◆ Material supplied ◆
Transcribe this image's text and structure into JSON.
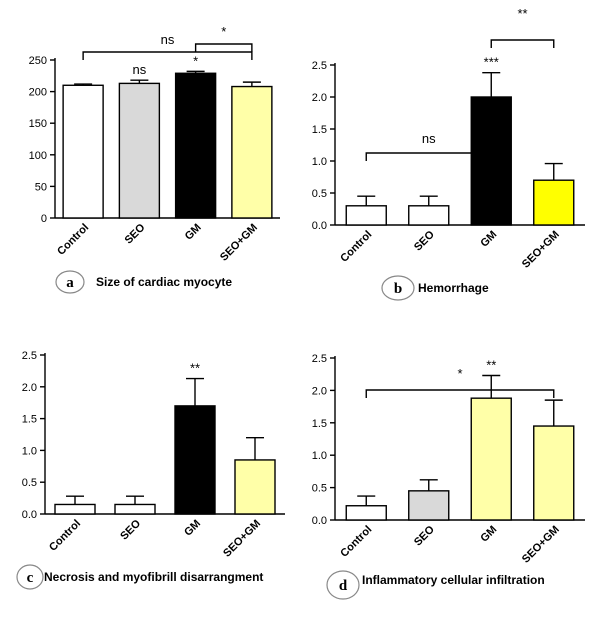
{
  "chart_data": [
    {
      "type": "bar",
      "panel": "a",
      "caption": "Size of cardiac myocyte",
      "categories": [
        "Control",
        "SEO",
        "GM",
        "SEO+GM"
      ],
      "values": [
        210,
        213,
        229,
        208
      ],
      "errors": [
        2,
        5,
        3,
        7
      ],
      "colors": [
        "#ffffff",
        "#d9d9d9",
        "#000000",
        "#ffffa8"
      ],
      "ylim": [
        0,
        250
      ],
      "yticks": [
        0,
        50,
        100,
        150,
        200,
        250
      ],
      "bar_labels": [
        "",
        "ns",
        "*",
        ""
      ],
      "brackets": [
        {
          "from": 0,
          "to": 3,
          "label": "ns"
        },
        {
          "from": 2,
          "to": 3,
          "label": "*"
        }
      ]
    },
    {
      "type": "bar",
      "panel": "b",
      "caption": "Hemorrhage",
      "categories": [
        "Control",
        "SEO",
        "GM",
        "SEO+GM"
      ],
      "values": [
        0.3,
        0.3,
        2.0,
        0.7
      ],
      "errors": [
        0.15,
        0.15,
        0.38,
        0.26
      ],
      "colors": [
        "#ffffff",
        "#ffffff",
        "#000000",
        "#ffff00"
      ],
      "ylim": [
        0,
        2.5
      ],
      "yticks": [
        "0.0",
        "0.5",
        "1.0",
        "1.5",
        "2.0",
        "2.5"
      ],
      "bar_labels": [
        "",
        "",
        "***",
        ""
      ],
      "brackets": [
        {
          "from": 0,
          "to": 2,
          "label": "ns"
        },
        {
          "from": 2,
          "to": 3,
          "label": "**"
        }
      ]
    },
    {
      "type": "bar",
      "panel": "c",
      "caption": "Necrosis and myofibrill disarrangment",
      "categories": [
        "Control",
        "SEO",
        "GM",
        "SEO+GM"
      ],
      "values": [
        0.15,
        0.15,
        1.7,
        0.85
      ],
      "errors": [
        0.13,
        0.13,
        0.43,
        0.35
      ],
      "colors": [
        "#ffffff",
        "#ffffff",
        "#000000",
        "#ffffa8"
      ],
      "ylim": [
        0,
        2.5
      ],
      "yticks": [
        "0.0",
        "0.5",
        "1.0",
        "1.5",
        "2.0",
        "2.5"
      ],
      "bar_labels": [
        "",
        "",
        "**",
        ""
      ],
      "brackets": []
    },
    {
      "type": "bar",
      "panel": "d",
      "caption": "Inflammatory cellular infiltration",
      "categories": [
        "Control",
        "SEO",
        "GM",
        "SEO+GM"
      ],
      "values": [
        0.22,
        0.45,
        1.88,
        1.45
      ],
      "errors": [
        0.15,
        0.17,
        0.35,
        0.4
      ],
      "colors": [
        "#ffffff",
        "#d9d9d9",
        "#ffffa8",
        "#ffffa8"
      ],
      "ylim": [
        0,
        2.5
      ],
      "yticks": [
        "0.0",
        "0.5",
        "1.0",
        "1.5",
        "2.0",
        "2.5"
      ],
      "bar_labels": [
        "",
        "",
        "**",
        ""
      ],
      "brackets": [
        {
          "from": 0,
          "to": 3,
          "label": "*"
        }
      ]
    }
  ]
}
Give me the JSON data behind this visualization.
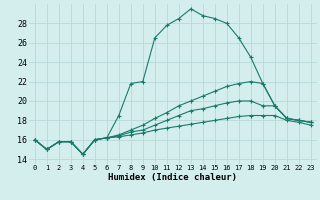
{
  "xlabel": "Humidex (Indice chaleur)",
  "bg_color": "#d4eeee",
  "grid_color": "#b8d8d8",
  "line_color": "#1a7a6a",
  "x_ticks": [
    0,
    1,
    2,
    3,
    4,
    5,
    6,
    7,
    8,
    9,
    10,
    11,
    12,
    13,
    14,
    15,
    16,
    17,
    18,
    19,
    20,
    21,
    22,
    23
  ],
  "y_ticks": [
    14,
    16,
    18,
    20,
    22,
    24,
    26,
    28
  ],
  "ylim": [
    13.5,
    30.0
  ],
  "xlim": [
    -0.5,
    23.5
  ],
  "series": [
    [
      16.0,
      15.0,
      15.8,
      15.8,
      14.5,
      16.0,
      16.2,
      18.5,
      21.8,
      22.0,
      26.5,
      27.8,
      28.5,
      29.5,
      28.8,
      28.5,
      28.0,
      26.5,
      24.5,
      21.8,
      19.5,
      18.2,
      18.0,
      17.8
    ],
    [
      16.0,
      15.0,
      15.8,
      15.8,
      14.5,
      16.0,
      16.2,
      16.5,
      17.0,
      17.5,
      18.2,
      18.8,
      19.5,
      20.0,
      20.5,
      21.0,
      21.5,
      21.8,
      22.0,
      21.8,
      19.5,
      18.2,
      18.0,
      17.8
    ],
    [
      16.0,
      15.0,
      15.8,
      15.8,
      14.5,
      16.0,
      16.2,
      16.4,
      16.8,
      17.0,
      17.5,
      18.0,
      18.5,
      19.0,
      19.2,
      19.5,
      19.8,
      20.0,
      20.0,
      19.5,
      19.5,
      18.2,
      18.0,
      17.8
    ],
    [
      16.0,
      15.0,
      15.8,
      15.8,
      14.5,
      16.0,
      16.2,
      16.3,
      16.5,
      16.7,
      17.0,
      17.2,
      17.4,
      17.6,
      17.8,
      18.0,
      18.2,
      18.4,
      18.5,
      18.5,
      18.5,
      18.0,
      17.8,
      17.5
    ]
  ]
}
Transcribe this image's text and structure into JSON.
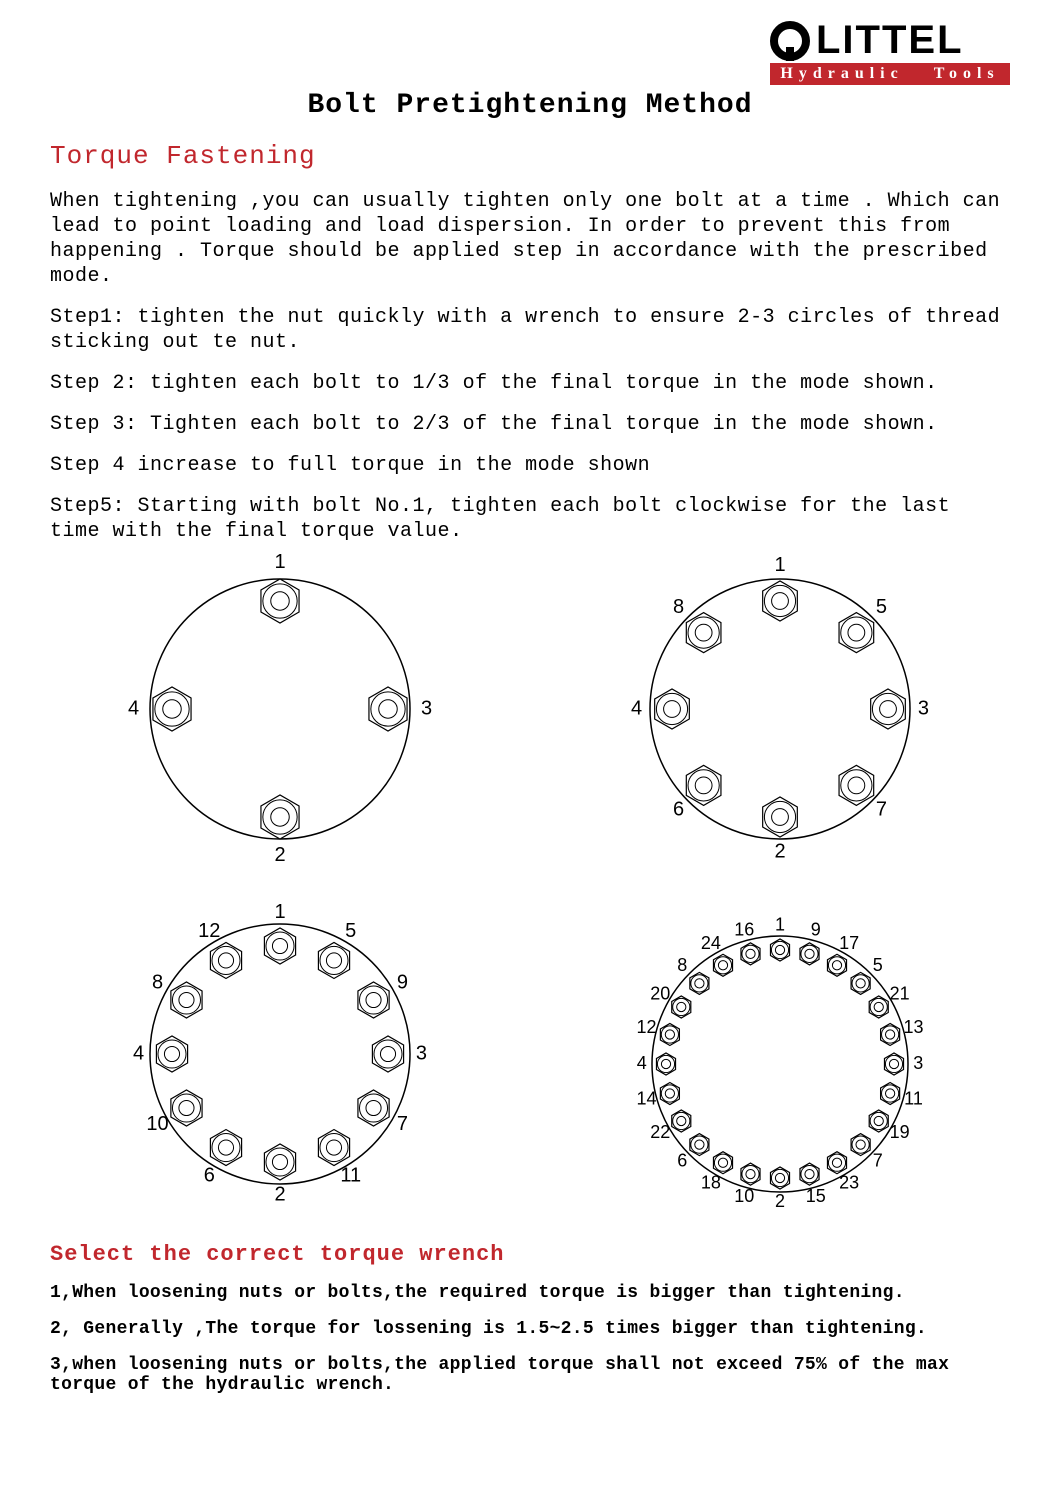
{
  "logo": {
    "brand": "LITTEL",
    "subtitle_left": "Hydraulic",
    "subtitle_right": "Tools",
    "icon_color": "#000000",
    "sub_bg": "#c1272d"
  },
  "title": "Bolt Pretightening Method",
  "section1_title": "Torque Fastening",
  "intro": "When tightening ,you can usually tighten only one bolt at a time . Which can lead to point loading and load dispersion. In order to prevent this from happening . Torque  should be applied step in accordance with the prescribed mode.",
  "steps": [
    "Step1: tighten the nut quickly with a wrench to ensure 2-3 circles of thread sticking out te nut.",
    "Step 2: tighten each bolt to 1/3 of the final torque in the mode shown.",
    "Step 3:  Tighten each bolt to 2/3 of the final torque in the mode shown.",
    "Step 4  increase to full torque in the mode shown",
    "Step5: Starting with bolt No.1, tighten each bolt clockwise for the last time with the final torque value."
  ],
  "section2_title": "Select the  correct torque wrench",
  "notes": [
    "1,When loosening nuts or bolts,the required torque is bigger than tightening.",
    "2, Generally ,The torque for lossening is 1.5~2.5 times bigger than tightening.",
    "3,when loosening nuts or bolts,the applied torque shall not exceed 75% of the max torque of the hydraulic wrench."
  ],
  "flanges": [
    {
      "type": "bolt-circle",
      "svg_size": 310,
      "circle_r": 130,
      "bolt_r": 108,
      "nut_size": 22,
      "label_offset": 30,
      "label_fontsize": 20,
      "stroke": "#000000",
      "bolts": [
        {
          "angle_deg": 90,
          "label": "1"
        },
        {
          "angle_deg": 270,
          "label": "2"
        },
        {
          "angle_deg": 0,
          "label": "3"
        },
        {
          "angle_deg": 180,
          "label": "4"
        }
      ]
    },
    {
      "type": "bolt-circle",
      "svg_size": 310,
      "circle_r": 130,
      "bolt_r": 108,
      "nut_size": 20,
      "label_offset": 28,
      "label_fontsize": 20,
      "stroke": "#000000",
      "bolts": [
        {
          "angle_deg": 90,
          "label": "1"
        },
        {
          "angle_deg": 270,
          "label": "2"
        },
        {
          "angle_deg": 0,
          "label": "3"
        },
        {
          "angle_deg": 180,
          "label": "4"
        },
        {
          "angle_deg": 45,
          "label": "5"
        },
        {
          "angle_deg": 225,
          "label": "6"
        },
        {
          "angle_deg": 315,
          "label": "7"
        },
        {
          "angle_deg": 135,
          "label": "8"
        }
      ]
    },
    {
      "type": "bolt-circle",
      "svg_size": 320,
      "circle_r": 130,
      "bolt_r": 108,
      "nut_size": 18,
      "label_offset": 28,
      "label_fontsize": 20,
      "stroke": "#000000",
      "bolts": [
        {
          "angle_deg": 90,
          "label": "1"
        },
        {
          "angle_deg": 270,
          "label": "2"
        },
        {
          "angle_deg": 0,
          "label": "3"
        },
        {
          "angle_deg": 180,
          "label": "4"
        },
        {
          "angle_deg": 60,
          "label": "5"
        },
        {
          "angle_deg": 240,
          "label": "6"
        },
        {
          "angle_deg": 330,
          "label": "7"
        },
        {
          "angle_deg": 150,
          "label": "8"
        },
        {
          "angle_deg": 30,
          "label": "9"
        },
        {
          "angle_deg": 210,
          "label": "10"
        },
        {
          "angle_deg": 300,
          "label": "11"
        },
        {
          "angle_deg": 120,
          "label": "12"
        }
      ]
    },
    {
      "type": "bolt-circle",
      "svg_size": 340,
      "circle_r": 128,
      "bolt_r": 114,
      "nut_size": 11,
      "label_offset": 24,
      "label_fontsize": 18,
      "stroke": "#000000",
      "bolts": [
        {
          "angle_deg": 90,
          "label": "1"
        },
        {
          "angle_deg": 270,
          "label": "2"
        },
        {
          "angle_deg": 0,
          "label": "3"
        },
        {
          "angle_deg": 180,
          "label": "4"
        },
        {
          "angle_deg": 45,
          "label": "5"
        },
        {
          "angle_deg": 225,
          "label": "6"
        },
        {
          "angle_deg": 315,
          "label": "7"
        },
        {
          "angle_deg": 135,
          "label": "8"
        },
        {
          "angle_deg": 75,
          "label": "9"
        },
        {
          "angle_deg": 255,
          "label": "10"
        },
        {
          "angle_deg": 345,
          "label": "11"
        },
        {
          "angle_deg": 165,
          "label": "12"
        },
        {
          "angle_deg": 15,
          "label": "13"
        },
        {
          "angle_deg": 195,
          "label": "14"
        },
        {
          "angle_deg": 285,
          "label": "15"
        },
        {
          "angle_deg": 105,
          "label": "16"
        },
        {
          "angle_deg": 60,
          "label": "17"
        },
        {
          "angle_deg": 240,
          "label": "18"
        },
        {
          "angle_deg": 330,
          "label": "19"
        },
        {
          "angle_deg": 150,
          "label": "20"
        },
        {
          "angle_deg": 30,
          "label": "21"
        },
        {
          "angle_deg": 210,
          "label": "22"
        },
        {
          "angle_deg": 300,
          "label": "23"
        },
        {
          "angle_deg": 120,
          "label": "24"
        }
      ]
    }
  ]
}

◆ Aim of the task ◆
Scan the listing above. Gather each line that contains the word "shown".

◆ Answer ◆
    "Step 2: tighten each bolt to 1/3 of the final torque in the mode shown.",
    "Step 3:  Tighten each bolt to 2/3 of the final torque in the mode shown.",
    "Step 4  increase to full torque in the mode shown",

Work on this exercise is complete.